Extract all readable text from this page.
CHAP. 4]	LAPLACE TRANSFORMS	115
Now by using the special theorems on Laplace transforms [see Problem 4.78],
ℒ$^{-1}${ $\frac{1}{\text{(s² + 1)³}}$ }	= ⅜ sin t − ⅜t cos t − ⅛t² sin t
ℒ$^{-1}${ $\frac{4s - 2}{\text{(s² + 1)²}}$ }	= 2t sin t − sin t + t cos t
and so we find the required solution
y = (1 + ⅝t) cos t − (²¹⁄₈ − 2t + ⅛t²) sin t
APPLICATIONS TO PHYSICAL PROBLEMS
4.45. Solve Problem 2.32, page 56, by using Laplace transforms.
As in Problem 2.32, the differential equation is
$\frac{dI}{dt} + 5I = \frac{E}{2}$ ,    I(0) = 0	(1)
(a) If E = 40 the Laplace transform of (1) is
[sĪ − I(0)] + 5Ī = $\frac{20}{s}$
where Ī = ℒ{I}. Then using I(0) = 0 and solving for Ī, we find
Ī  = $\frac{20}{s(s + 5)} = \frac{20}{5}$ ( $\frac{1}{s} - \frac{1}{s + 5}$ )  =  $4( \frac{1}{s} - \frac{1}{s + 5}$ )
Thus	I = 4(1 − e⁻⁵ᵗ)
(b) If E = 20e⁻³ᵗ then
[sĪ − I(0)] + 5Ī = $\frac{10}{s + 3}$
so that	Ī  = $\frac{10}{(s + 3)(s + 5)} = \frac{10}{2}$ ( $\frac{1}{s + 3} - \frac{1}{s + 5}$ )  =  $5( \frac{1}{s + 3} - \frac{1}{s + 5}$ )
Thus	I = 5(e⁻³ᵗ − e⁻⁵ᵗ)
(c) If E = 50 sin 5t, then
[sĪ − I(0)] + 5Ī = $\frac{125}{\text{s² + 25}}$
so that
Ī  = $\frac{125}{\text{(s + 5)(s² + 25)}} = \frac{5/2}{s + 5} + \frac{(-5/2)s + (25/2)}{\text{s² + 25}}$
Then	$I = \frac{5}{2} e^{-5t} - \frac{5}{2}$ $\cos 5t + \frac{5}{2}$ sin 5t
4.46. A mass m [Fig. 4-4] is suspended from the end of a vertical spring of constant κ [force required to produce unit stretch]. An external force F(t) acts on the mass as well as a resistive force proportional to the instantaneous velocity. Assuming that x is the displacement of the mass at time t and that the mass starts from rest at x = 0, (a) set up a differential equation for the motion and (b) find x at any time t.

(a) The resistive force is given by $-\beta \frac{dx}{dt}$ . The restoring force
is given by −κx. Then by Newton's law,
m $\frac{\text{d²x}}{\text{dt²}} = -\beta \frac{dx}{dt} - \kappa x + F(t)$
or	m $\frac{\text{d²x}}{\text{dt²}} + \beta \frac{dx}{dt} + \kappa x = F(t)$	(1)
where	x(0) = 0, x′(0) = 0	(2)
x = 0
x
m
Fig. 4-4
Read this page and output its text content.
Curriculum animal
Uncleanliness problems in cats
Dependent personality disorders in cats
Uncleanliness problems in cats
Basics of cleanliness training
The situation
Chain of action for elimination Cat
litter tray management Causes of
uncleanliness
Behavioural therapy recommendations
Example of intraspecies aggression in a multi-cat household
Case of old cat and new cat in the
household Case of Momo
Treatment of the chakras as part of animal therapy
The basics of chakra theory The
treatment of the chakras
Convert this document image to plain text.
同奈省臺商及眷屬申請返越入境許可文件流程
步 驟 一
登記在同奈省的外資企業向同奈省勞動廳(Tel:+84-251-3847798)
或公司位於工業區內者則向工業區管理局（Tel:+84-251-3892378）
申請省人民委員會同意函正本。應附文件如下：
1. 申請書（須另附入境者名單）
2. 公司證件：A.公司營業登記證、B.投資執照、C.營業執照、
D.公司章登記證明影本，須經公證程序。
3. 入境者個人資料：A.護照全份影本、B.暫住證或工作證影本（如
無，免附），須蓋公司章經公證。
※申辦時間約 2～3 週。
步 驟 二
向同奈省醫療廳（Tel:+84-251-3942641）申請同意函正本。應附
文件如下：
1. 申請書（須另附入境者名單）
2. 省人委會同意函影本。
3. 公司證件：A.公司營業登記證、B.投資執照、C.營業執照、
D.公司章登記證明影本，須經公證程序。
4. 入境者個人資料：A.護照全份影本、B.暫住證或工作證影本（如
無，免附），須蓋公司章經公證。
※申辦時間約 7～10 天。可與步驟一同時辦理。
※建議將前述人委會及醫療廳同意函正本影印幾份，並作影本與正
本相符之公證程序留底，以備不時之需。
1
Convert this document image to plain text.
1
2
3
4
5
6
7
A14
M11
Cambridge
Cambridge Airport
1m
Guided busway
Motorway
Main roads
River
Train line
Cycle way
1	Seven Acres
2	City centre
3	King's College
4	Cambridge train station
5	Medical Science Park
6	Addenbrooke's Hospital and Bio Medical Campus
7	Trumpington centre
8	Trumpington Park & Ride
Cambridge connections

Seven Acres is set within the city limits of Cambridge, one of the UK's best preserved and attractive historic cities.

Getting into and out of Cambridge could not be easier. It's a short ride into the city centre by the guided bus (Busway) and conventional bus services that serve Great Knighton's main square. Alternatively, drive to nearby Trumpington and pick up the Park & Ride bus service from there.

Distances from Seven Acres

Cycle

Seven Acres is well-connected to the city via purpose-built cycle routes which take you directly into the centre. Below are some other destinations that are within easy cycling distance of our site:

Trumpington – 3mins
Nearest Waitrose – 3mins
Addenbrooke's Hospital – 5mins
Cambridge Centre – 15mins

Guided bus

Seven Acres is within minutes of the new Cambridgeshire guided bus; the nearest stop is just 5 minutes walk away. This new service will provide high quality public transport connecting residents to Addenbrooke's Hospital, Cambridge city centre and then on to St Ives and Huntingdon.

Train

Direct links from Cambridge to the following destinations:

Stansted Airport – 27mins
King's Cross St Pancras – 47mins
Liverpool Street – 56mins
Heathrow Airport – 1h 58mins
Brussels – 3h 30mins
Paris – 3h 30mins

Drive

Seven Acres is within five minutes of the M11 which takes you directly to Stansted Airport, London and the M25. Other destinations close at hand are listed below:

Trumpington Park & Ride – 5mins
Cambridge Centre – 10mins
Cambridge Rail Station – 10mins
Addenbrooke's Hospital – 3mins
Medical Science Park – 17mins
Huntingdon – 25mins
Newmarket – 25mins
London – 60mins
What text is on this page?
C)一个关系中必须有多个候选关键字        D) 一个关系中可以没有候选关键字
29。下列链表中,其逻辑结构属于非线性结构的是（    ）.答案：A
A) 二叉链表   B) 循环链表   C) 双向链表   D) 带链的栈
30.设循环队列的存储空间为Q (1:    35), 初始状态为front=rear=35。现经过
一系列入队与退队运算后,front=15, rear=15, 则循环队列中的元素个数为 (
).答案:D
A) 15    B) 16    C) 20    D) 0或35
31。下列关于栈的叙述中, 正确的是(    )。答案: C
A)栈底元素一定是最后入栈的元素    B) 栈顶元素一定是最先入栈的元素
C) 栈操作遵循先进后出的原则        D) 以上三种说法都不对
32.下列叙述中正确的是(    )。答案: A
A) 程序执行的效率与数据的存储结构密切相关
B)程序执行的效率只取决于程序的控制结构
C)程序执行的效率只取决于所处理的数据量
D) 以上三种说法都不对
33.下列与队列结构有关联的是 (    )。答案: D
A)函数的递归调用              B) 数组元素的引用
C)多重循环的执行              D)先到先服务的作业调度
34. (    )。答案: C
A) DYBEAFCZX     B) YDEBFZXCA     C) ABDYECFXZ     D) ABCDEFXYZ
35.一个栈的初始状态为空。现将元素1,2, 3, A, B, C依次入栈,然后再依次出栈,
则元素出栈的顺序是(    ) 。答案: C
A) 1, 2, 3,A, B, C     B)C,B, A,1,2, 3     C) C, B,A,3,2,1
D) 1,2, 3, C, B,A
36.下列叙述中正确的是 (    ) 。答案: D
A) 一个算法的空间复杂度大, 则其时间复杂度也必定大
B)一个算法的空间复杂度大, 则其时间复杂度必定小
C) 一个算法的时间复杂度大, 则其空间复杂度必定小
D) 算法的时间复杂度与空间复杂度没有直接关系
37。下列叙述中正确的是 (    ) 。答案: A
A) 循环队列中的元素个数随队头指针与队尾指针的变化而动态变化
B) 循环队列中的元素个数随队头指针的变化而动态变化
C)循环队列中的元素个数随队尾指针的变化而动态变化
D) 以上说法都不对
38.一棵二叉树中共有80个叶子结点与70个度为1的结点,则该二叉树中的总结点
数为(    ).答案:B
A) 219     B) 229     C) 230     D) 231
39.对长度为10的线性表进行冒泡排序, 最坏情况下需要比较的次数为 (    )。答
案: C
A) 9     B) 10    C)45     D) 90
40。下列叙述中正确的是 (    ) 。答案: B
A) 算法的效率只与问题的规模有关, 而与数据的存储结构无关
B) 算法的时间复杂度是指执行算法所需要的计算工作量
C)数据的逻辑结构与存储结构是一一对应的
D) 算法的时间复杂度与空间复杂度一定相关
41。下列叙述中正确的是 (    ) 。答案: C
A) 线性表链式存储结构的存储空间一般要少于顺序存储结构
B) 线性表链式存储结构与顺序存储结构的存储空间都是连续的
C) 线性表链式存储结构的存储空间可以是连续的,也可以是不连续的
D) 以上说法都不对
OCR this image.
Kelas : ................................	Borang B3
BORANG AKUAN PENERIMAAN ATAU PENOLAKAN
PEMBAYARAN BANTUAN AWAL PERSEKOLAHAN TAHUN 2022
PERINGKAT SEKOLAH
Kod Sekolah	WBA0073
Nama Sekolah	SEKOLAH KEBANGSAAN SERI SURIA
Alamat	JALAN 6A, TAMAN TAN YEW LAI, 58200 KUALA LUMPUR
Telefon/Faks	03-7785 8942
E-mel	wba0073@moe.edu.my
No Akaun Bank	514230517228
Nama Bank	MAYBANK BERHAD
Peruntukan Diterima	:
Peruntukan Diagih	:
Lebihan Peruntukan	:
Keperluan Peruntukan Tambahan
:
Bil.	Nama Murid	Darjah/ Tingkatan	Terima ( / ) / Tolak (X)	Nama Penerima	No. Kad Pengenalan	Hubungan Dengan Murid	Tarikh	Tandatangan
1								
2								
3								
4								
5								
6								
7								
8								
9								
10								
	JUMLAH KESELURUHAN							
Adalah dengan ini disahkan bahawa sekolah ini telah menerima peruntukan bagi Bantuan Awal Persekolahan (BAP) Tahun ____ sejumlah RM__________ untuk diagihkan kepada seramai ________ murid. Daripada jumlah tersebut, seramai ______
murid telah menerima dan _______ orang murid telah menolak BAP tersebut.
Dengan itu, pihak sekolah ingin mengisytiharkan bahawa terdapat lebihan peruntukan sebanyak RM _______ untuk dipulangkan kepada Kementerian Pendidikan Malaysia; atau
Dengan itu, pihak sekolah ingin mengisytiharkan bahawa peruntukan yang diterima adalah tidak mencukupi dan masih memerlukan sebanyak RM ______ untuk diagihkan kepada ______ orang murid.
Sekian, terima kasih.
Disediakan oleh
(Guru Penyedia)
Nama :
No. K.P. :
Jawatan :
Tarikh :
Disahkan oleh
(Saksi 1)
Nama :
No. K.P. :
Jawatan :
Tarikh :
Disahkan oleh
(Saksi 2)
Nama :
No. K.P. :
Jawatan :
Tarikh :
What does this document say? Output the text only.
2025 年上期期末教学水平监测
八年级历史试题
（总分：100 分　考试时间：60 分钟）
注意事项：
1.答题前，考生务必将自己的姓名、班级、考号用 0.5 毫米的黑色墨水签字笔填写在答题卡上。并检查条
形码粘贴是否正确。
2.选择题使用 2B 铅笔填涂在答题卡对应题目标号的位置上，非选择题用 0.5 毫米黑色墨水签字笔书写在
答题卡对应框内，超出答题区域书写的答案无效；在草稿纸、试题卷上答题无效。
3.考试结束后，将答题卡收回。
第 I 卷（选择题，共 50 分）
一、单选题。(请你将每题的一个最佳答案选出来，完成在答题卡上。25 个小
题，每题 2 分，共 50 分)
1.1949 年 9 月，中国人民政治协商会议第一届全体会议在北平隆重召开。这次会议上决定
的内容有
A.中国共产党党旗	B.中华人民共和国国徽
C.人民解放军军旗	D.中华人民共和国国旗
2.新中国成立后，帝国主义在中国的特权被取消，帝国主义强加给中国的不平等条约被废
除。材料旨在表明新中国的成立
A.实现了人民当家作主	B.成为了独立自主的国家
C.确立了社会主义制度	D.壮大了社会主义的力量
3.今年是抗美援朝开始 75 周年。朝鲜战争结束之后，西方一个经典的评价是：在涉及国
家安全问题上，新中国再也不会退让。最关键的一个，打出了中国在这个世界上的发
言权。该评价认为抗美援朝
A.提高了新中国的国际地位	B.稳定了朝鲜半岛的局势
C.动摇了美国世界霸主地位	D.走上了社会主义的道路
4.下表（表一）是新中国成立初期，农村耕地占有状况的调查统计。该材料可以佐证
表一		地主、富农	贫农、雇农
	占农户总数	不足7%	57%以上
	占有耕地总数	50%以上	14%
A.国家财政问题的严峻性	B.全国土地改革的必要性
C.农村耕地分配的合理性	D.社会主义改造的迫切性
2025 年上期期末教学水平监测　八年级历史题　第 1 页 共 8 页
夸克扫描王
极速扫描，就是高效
-*-*-
What to do | Which lines above contain "Addenbrooke"? Show each of them.

Answer for the task |
6	Addenbrooke's Hospital and Bio Medical Campus
Addenbrooke's Hospital – 5mins
Seven Acres is within minutes of the new Cambridgeshire guided bus; the nearest stop is just 5 minutes walk away. This new service will provide high quality public transport connecting residents to Addenbrooke's Hospital, Cambridge city centre and then on to St Ives and Huntingdon.
Addenbrooke's Hospital – 3mins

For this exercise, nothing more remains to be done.